Repeat the material exactly, leaving nothing out.

Dataset entries

---------------

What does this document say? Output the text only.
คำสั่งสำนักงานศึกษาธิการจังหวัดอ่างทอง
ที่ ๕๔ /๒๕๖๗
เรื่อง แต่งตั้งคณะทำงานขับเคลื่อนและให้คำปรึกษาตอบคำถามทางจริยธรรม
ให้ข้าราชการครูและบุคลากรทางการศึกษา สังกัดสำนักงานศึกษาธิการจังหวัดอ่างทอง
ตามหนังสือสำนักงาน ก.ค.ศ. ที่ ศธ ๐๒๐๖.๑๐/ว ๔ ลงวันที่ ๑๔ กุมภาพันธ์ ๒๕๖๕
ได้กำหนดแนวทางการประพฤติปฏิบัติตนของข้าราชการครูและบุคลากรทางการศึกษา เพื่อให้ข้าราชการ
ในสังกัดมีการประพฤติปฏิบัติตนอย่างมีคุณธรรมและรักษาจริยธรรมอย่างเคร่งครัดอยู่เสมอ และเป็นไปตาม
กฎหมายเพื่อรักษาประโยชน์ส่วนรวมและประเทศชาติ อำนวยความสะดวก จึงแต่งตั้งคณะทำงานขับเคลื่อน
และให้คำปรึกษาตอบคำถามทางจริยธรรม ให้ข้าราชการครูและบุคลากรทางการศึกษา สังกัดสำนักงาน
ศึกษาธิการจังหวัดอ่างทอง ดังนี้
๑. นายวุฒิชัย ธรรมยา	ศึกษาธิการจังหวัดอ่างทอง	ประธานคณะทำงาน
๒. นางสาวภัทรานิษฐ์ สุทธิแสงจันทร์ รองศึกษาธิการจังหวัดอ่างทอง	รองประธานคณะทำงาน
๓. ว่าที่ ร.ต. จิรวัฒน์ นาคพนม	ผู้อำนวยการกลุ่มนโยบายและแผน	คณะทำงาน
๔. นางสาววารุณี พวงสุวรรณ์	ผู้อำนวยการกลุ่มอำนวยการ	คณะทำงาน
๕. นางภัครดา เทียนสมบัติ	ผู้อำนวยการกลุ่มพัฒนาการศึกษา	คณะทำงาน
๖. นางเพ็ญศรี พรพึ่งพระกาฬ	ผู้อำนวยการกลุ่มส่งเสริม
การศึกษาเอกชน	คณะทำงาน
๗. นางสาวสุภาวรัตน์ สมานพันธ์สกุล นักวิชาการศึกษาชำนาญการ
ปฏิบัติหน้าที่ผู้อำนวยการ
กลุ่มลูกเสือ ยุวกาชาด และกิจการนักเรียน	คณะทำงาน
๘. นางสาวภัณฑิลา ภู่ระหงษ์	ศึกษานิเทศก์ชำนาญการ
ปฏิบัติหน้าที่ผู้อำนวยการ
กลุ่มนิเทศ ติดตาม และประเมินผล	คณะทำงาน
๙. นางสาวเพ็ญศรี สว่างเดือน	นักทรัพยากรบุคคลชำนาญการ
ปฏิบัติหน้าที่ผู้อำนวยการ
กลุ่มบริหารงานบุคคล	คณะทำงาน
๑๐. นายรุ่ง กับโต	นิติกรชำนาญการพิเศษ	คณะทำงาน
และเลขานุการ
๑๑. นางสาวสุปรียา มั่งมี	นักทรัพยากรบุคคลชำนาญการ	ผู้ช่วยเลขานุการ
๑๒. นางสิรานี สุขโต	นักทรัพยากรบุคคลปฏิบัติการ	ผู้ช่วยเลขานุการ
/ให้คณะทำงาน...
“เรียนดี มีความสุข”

---------------

[Complete answer]
What does this document say? Output the text only.
คำสั่งสำนักงานศึกษาธิการจังหวัดอ่างทอง
ที่ ๕๔ /๒๕๖๗
เรื่อง แต่งตั้งคณะทำงานขับเคลื่อนและให้คำปรึกษาตอบคำถามทางจริยธรรม
ให้ข้าราชการครูและบุคลากรทางการศึกษา สังกัดสำนักงานศึกษาธิการจังหวัดอ่างทอง
ตามหนังสือสำนักงาน ก.ค.ศ. ที่ ศธ ๐๒๐๖.๑๐/ว ๔ ลงวันที่ ๑๔ กุมภาพันธ์ ๒๕๖๕
ได้กำหนดแนวทางการประพฤติปฏิบัติตนของข้าราชการครูและบุคลากรทางการศึกษา เพื่อให้ข้าราชการ
ในสังกัดมีการประพฤติปฏิบัติตนอย่างมีคุณธรรมและรักษาจริยธรรมอย่างเคร่งครัดอยู่เสมอ และเป็นไปตาม
กฎหมายเพื่อรักษาประโยชน์ส่วนรวมและประเทศชาติ อำนวยความสะดวก จึงแต่งตั้งคณะทำงานขับเคลื่อน
และให้คำปรึกษาตอบคำถามทางจริยธรรม ให้ข้าราชการครูและบุคลากรทางการศึกษา สังกัดสำนักงาน
ศึกษาธิการจังหวัดอ่างทอง ดังนี้
๑. นายวุฒิชัย ธรรมยา	ศึกษาธิการจังหวัดอ่างทอง	ประธานคณะทำงาน
๒. นางสาวภัทรานิษฐ์ สุทธิแสงจันทร์ รองศึกษาธิการจังหวัดอ่างทอง	รองประธานคณะทำงาน
๓. ว่าที่ ร.ต. จิรวัฒน์ นาคพนม	ผู้อำนวยการกลุ่มนโยบายและแผน	คณะทำงาน
๔. นางสาววารุณี พวงสุวรรณ์	ผู้อำนวยการกลุ่มอำนวยการ	คณะทำงาน
๕. นางภัครดา เทียนสมบัติ	ผู้อำนวยการกลุ่มพัฒนาการศึกษา	คณะทำงาน
๖. นางเพ็ญศรี พรพึ่งพระกาฬ	ผู้อำนวยการกลุ่มส่งเสริม
การศึกษาเอกชน	คณะทำงาน
๗. นางสาวสุภาวรัตน์ สมานพันธ์สกุล นักวิชาการศึกษาชำนาญการ
ปฏิบัติหน้าที่ผู้อำนวยการ
กลุ่มลูกเสือ ยุวกาชาด และกิจการนักเรียน	คณะทำงาน
๘. นางสาวภัณฑิลา ภู่ระหงษ์	ศึกษานิเทศก์ชำนาญการ
ปฏิบัติหน้าที่ผู้อำนวยการ
กลุ่มนิเทศ ติดตาม และประเมินผล	คณะทำงาน
๙. นางสาวเพ็ญศรี สว่างเดือน	นักทรัพยากรบุคคลชำนาญการ
ปฏิบัติหน้าที่ผู้อำนวยการ
กลุ่มบริหารงานบุคคล	คณะทำงาน
๑๐. นายรุ่ง กับโต	นิติกรชำนาญการพิเศษ	คณะทำงาน
และเลขานุการ
๑๑. นางสาวสุปรียา มั่งมี	นักทรัพยากรบุคคลชำนาญการ	ผู้ช่วยเลขานุการ
๑๒. นางสิรานี สุขโต	นักทรัพยากรบุคคลปฏิบัติการ	ผู้ช่วยเลขานุการ
/ให้คณะทำงาน...
“เรียนดี มีความสุข”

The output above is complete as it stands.